TASK TO CARRY OUT:
Each record below must be returned exactly as shown.
>> Begin GIVEN RECORDS
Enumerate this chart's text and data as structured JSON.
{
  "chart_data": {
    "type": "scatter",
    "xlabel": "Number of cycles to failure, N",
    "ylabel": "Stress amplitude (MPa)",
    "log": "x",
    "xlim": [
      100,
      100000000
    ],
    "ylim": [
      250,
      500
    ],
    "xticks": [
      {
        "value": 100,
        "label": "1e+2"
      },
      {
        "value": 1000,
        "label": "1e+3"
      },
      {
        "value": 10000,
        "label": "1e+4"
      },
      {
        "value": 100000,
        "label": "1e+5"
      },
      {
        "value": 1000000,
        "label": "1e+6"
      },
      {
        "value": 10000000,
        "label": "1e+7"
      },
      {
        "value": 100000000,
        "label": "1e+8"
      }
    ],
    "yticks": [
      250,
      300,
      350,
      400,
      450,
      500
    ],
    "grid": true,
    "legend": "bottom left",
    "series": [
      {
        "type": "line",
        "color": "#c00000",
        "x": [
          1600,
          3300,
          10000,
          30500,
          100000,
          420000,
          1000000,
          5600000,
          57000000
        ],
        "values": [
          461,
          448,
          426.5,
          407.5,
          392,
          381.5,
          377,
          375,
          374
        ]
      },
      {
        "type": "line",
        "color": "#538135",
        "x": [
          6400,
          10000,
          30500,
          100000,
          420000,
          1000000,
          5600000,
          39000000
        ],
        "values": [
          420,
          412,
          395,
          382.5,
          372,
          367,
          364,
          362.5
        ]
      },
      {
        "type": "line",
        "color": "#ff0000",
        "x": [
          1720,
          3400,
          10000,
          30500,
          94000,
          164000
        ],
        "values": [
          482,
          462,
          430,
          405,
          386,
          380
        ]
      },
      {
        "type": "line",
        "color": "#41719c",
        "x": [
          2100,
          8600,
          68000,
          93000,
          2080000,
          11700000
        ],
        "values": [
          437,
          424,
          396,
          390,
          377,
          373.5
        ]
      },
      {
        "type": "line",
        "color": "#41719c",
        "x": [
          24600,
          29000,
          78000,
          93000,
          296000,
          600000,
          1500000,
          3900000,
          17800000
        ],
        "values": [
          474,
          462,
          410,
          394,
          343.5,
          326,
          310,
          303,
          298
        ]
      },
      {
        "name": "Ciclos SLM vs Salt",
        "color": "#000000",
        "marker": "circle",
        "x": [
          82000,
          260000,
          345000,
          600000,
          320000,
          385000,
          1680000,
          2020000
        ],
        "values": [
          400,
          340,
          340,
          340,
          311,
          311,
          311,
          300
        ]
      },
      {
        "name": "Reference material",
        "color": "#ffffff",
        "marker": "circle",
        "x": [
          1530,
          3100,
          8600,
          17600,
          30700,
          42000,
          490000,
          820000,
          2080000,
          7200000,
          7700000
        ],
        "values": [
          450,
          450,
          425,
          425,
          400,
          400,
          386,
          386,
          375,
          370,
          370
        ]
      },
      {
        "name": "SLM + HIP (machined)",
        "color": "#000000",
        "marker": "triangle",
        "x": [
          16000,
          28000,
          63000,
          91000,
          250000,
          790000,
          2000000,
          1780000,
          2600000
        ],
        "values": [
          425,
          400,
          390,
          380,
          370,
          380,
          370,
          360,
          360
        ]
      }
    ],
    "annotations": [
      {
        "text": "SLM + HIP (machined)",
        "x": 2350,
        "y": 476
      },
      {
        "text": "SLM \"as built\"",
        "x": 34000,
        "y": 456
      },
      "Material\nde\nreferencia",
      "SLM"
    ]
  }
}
>> End GIVEN RECORDS
ANSWER IN FULL:
Enumerate this chart's text and data as structured JSON.
{
  "chart_data": {
    "type": "scatter",
    "xlabel": "Number of cycles to failure, N",
    "ylabel": "Stress amplitude (MPa)",
    "log": "x",
    "xlim": [
      100,
      100000000
    ],
    "ylim": [
      250,
      500
    ],
    "xticks": [
      {
        "value": 100,
        "label": "1e+2"
      },
      {
        "value": 1000,
        "label": "1e+3"
      },
      {
        "value": 10000,
        "label": "1e+4"
      },
      {
        "value": 100000,
        "label": "1e+5"
      },
      {
        "value": 1000000,
        "label": "1e+6"
      },
      {
        "value": 10000000,
        "label": "1e+7"
      },
      {
        "value": 100000000,
        "label": "1e+8"
      }
    ],
    "yticks": [
      250,
      300,
      350,
      400,
      450,
      500
    ],
    "grid": true,
    "legend": "bottom left",
    "series": [
      {
        "type": "line",
        "color": "#c00000",
        "x": [
          1600,
          3300,
          10000,
          30500,
          100000,
          420000,
          1000000,
          5600000,
          57000000
        ],
        "values": [
          461,
          448,
          426.5,
          407.5,
          392,
          381.5,
          377,
          375,
          374
        ]
      },
      {
        "type": "line",
        "color": "#538135",
        "x": [
          6400,
          10000,
          30500,
          100000,
          420000,
          1000000,
          5600000,
          39000000
        ],
        "values": [
          420,
          412,
          395,
          382.5,
          372,
          367,
          364,
          362.5
        ]
      },
      {
        "type": "line",
        "color": "#ff0000",
        "x": [
          1720,
          3400,
          10000,
          30500,
          94000,
          164000
        ],
        "values": [
          482,
          462,
          430,
          405,
          386,
          380
        ]
      },
      {
        "type": "line",
        "color": "#41719c",
        "x": [
          2100,
          8600,
          68000,
          93000,
          2080000,
          11700000
        ],
        "values": [
          437,
          424,
          396,
          390,
          377,
          373.5
        ]
      },
      {
        "type": "line",
        "color": "#41719c",
        "x": [
          24600,
          29000,
          78000,
          93000,
          296000,
          600000,
          1500000,
          3900000,
          17800000
        ],
        "values": [
          474,
          462,
          410,
          394,
          343.5,
          326,
          310,
          303,
          298
        ]
      },
      {
        "name": "Ciclos SLM vs Salt",
        "color": "#000000",
        "marker": "circle",
        "x": [
          82000,
          260000,
          345000,
          600000,
          320000,
          385000,
          1680000,
          2020000
        ],
        "values": [
          400,
          340,
          340,
          340,
          311,
          311,
          311,
          300
        ]
      },
      {
        "name": "Reference material",
        "color": "#ffffff",
        "marker": "circle",
        "x": [
          1530,
          3100,
          8600,
          17600,
          30700,
          42000,
          490000,
          820000,
          2080000,
          7200000,
          7700000
        ],
        "values": [
          450,
          450,
          425,
          425,
          400,
          400,
          386,
          386,
          375,
          370,
          370
        ]
      },
      {
        "name": "SLM + HIP (machined)",
        "color": "#000000",
        "marker": "triangle",
        "x": [
          16000,
          28000,
          63000,
          91000,
          250000,
          790000,
          2000000,
          1780000,
          2600000
        ],
        "values": [
          425,
          400,
          390,
          380,
          370,
          380,
          370,
          360,
          360
        ]
      }
    ],
    "annotations": [
      {
        "text": "SLM + HIP (machined)",
        "x": 2350,
        "y": 476
      },
      {
        "text": "SLM \"as built\"",
        "x": 34000,
        "y": 456
      },
      "Material\nde\nreferencia",
      "SLM"
    ]
  }
}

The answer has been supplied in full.